_Task requirements_: Retype the records below exactly as they appear, but leave out any pictures.

--- start Information given ---

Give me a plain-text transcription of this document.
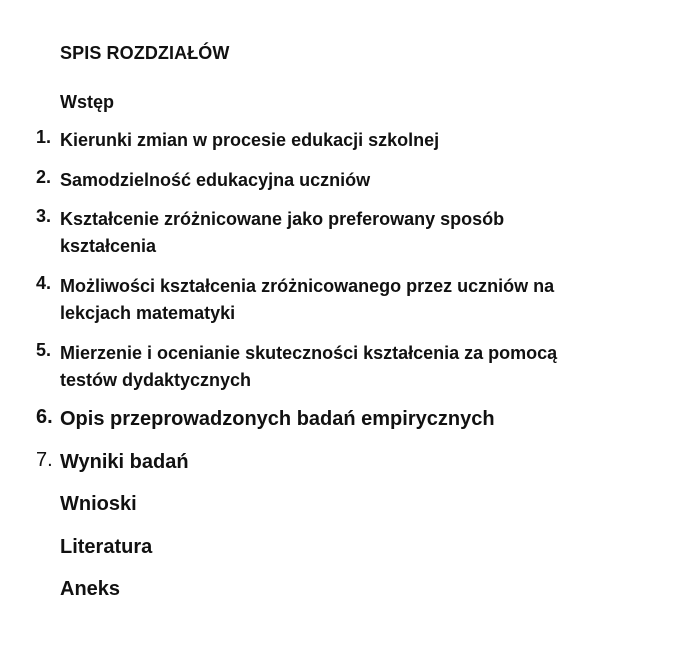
SPIS ROZDZIAŁÓW
Wstęp
1. Kierunki zmian w procesie edukacji szkolnej
2. Samodzielność edukacyjna uczniów
3. Kształcenie zróżnicowane jako preferowany sposób
kształcenia
4. Możliwości kształcenia zróżnicowanego przez uczniów na
lekcjach matematyki
5. Mierzenie i ocenianie skuteczności kształcenia za pomocą
testów dydaktycznych
6. Opis przeprowadzonych badań empirycznych
7. Wyniki badań
Wnioski
Literatura
Aneks
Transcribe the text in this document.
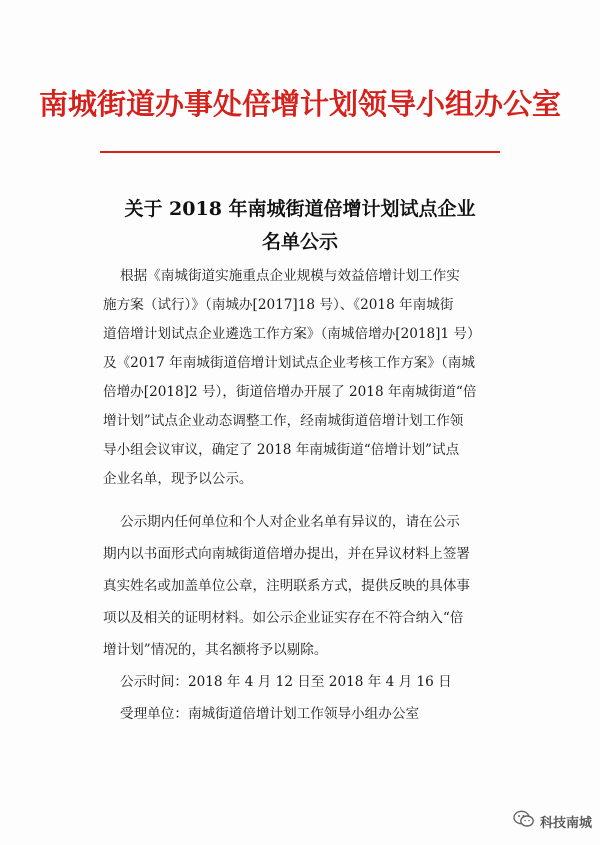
南城街道办事处倍增计划领导小组办公室
关于 2018 年南城街道倍增计划试点企业
名单公示
根据《南城街道实施重点企业规模与效益倍增计划工作实
施方案（试行）》（南城办[2017]18 号）、《2018 年南城街
道倍增计划试点企业遴选工作方案》（南城倍增办[2018]1 号）
及《2017 年南城街道倍增计划试点企业考核工作方案》（南城
倍增办[2018]2 号），街道倍增办开展了 2018 年南城街道“倍
增计划”试点企业动态调整工作，经南城街道倍增计划工作领
导小组会议审议，确定了 2018 年南城街道“倍增计划”试点
企业名单，现予以公示。
公示期内任何单位和个人对企业名单有异议的，请在公示
期内以书面形式向南城街道倍增办提出，并在异议材料上签署
真实姓名或加盖单位公章，注明联系方式，提供反映的具体事
项以及相关的证明材料。如公示企业证实存在不符合纳入“倍
增计划”情况的，其名额将予以剔除。
公示时间：2018 年 4 月 12 日至 2018 年 4 月 16 日
受理单位：南城街道倍增计划工作领导小组办公室
科技南城
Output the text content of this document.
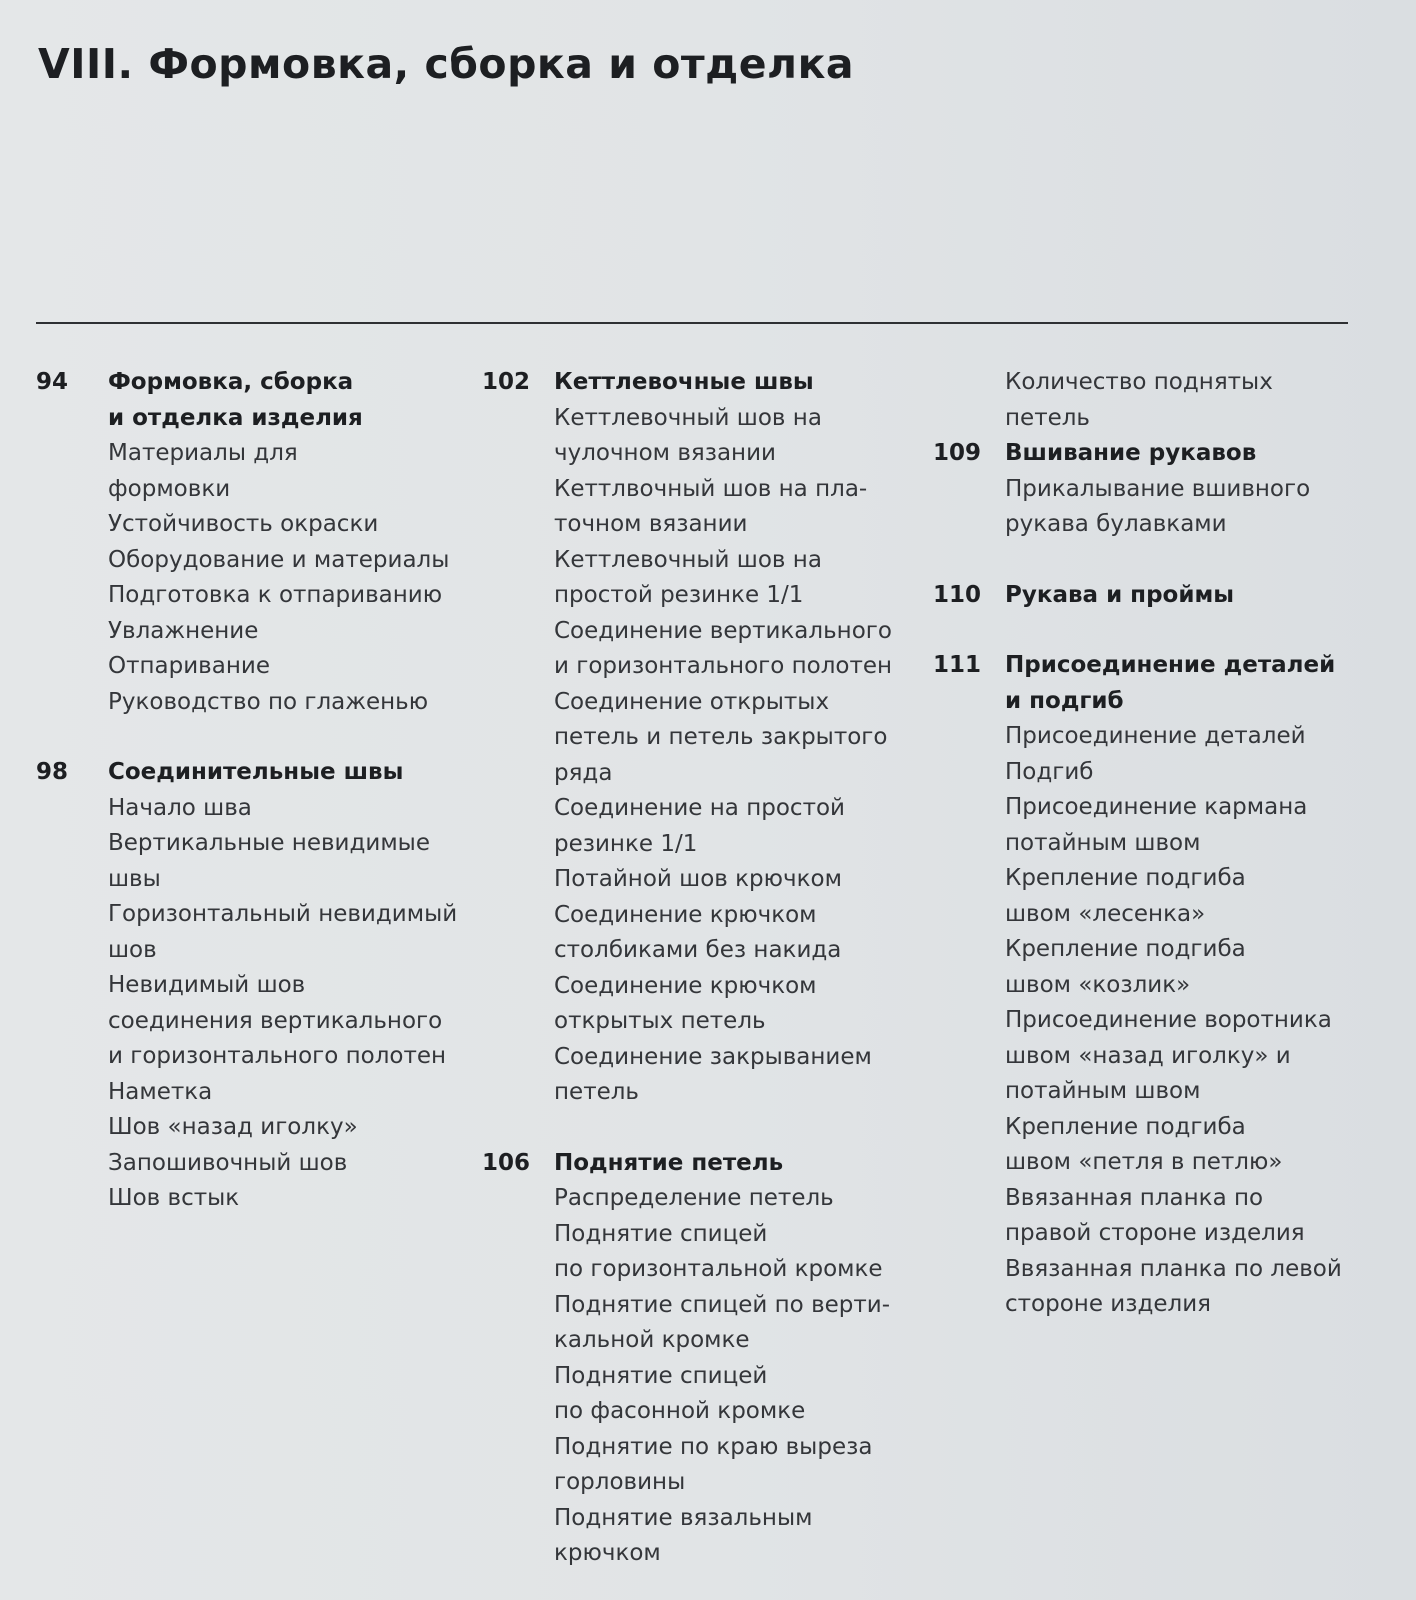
VIII. Формовка, сборка и отделка
94 Формовка, сборка
и отделка изделия
Материалы для
формовки
Устойчивость окраски
Оборудование и материалы
Подготовка к отпариванию
Увлажнение
Отпаривание
Руководство по глаженью
98 Соединительные швы
Начало шва
Вертикальные невидимые
швы
Горизонтальный невидимый
шов
Невидимый шов
соединения вертикального
и горизонтального полотен
Наметка
Шов «назад иголку»
Запошивочный шов
Шов встык
102 Кеттлевочные швы
Кеттлевочный шов на
чулочном вязании
Кеттлвочный шов на пла-
точном вязании
Кеттлевочный шов на
простой резинке 1/1
Соединение вертикального
и горизонтального полотен
Соединение открытых
петель и петель закрытого
ряда
Соединение на простой
резинке 1/1
Потайной шов крючком
Соединение крючком
столбиками без накида
Соединение крючком
открытых петель
Соединение закрыванием
петель
106 Поднятие петель
Распределение петель
Поднятие спицей
по горизонтальной кромке
Поднятие спицей по верти-
кальной кромке
Поднятие спицей
по фасонной кромке
Поднятие по краю выреза
горловины
Поднятие вязальным
крючком
Количество поднятых
петель
109 Вшивание рукавов
Прикалывание вшивного
рукава булавками
110 Рукава и проймы
111 Присоединение деталей
и подгиб
Присоединение деталей
Подгиб
Присоединение кармана
потайным швом
Крепление подгиба
швом «лесенка»
Крепление подгиба
швом «козлик»
Присоединение воротника
швом «назад иголку» и
потайным швом
Крепление подгиба
швом «петля в петлю»
Ввязанная планка по
правой стороне изделия
Ввязанная планка по левой
стороне изделия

--- end Information given ---

_In response_:
Give me a plain-text transcription of this document.
SPIS ROZDZIAŁÓW
Wstęp
1. Kierunki zmian w procesie edukacji szkolnej
2. Samodzielność edukacyjna uczniów
3. Kształcenie zróżnicowane jako preferowany sposób
kształcenia
4. Możliwości kształcenia zróżnicowanego przez uczniów na
lekcjach matematyki
5. Mierzenie i ocenianie skuteczności kształcenia za pomocą
testów dydaktycznych
6. Opis przeprowadzonych badań empirycznych
7. Wyniki badań
Wnioski
Literatura
Aneks
Transcribe the text in this document.
南城街道办事处倍增计划领导小组办公室
关于 2018 年南城街道倍增计划试点企业
名单公示
根据《南城街道实施重点企业规模与效益倍增计划工作实
施方案（试行）》（南城办[2017]18 号）、《2018 年南城街
道倍增计划试点企业遴选工作方案》（南城倍增办[2018]1 号）
及《2017 年南城街道倍增计划试点企业考核工作方案》（南城
倍增办[2018]2 号），街道倍增办开展了 2018 年南城街道“倍
增计划”试点企业动态调整工作，经南城街道倍增计划工作领
导小组会议审议，确定了 2018 年南城街道“倍增计划”试点
企业名单，现予以公示。
公示期内任何单位和个人对企业名单有异议的，请在公示
期内以书面形式向南城街道倍增办提出，并在异议材料上签署
真实姓名或加盖单位公章，注明联系方式，提供反映的具体事
项以及相关的证明材料。如公示企业证实存在不符合纳入“倍
增计划”情况的，其名额将予以剔除。
公示时间：2018 年 4 月 12 日至 2018 年 4 月 16 日
受理单位：南城街道倍增计划工作领导小组办公室
科技南城
Output the text content of this document.
VIII. Формовка, сборка и отделка
94 Формовка, сборка
и отделка изделия
Материалы для
формовки
Устойчивость окраски
Оборудование и материалы
Подготовка к отпариванию
Увлажнение
Отпаривание
Руководство по глаженью
98 Соединительные швы
Начало шва
Вертикальные невидимые
швы
Горизонтальный невидимый
шов
Невидимый шов
соединения вертикального
и горизонтального полотен
Наметка
Шов «назад иголку»
Запошивочный шов
Шов встык
102 Кеттлевочные швы
Кеттлевочный шов на
чулочном вязании
Кеттлвочный шов на пла-
точном вязании
Кеттлевочный шов на
простой резинке 1/1
Соединение вертикального
и горизонтального полотен
Соединение открытых
петель и петель закрытого
ряда
Соединение на простой
резинке 1/1
Потайной шов крючком
Соединение крючком
столбиками без накида
Соединение крючком
открытых петель
Соединение закрыванием
петель
106 Поднятие петель
Распределение петель
Поднятие спицей
по горизонтальной кромке
Поднятие спицей по верти-
кальной кромке
Поднятие спицей
по фасонной кромке
Поднятие по краю выреза
горловины
Поднятие вязальным
крючком
Количество поднятых
петель
109 Вшивание рукавов
Прикалывание вшивного
рукава булавками
110 Рукава и проймы
111 Присоединение деталей
и подгиб
Присоединение деталей
Подгиб
Присоединение кармана
потайным швом
Крепление подгиба
швом «лесенка»
Крепление подгиба
швом «козлик»
Присоединение воротника
швом «назад иголку» и
потайным швом
Крепление подгиба
швом «петля в петлю»
Ввязанная планка по
правой стороне изделия
Ввязанная планка по левой
стороне изделия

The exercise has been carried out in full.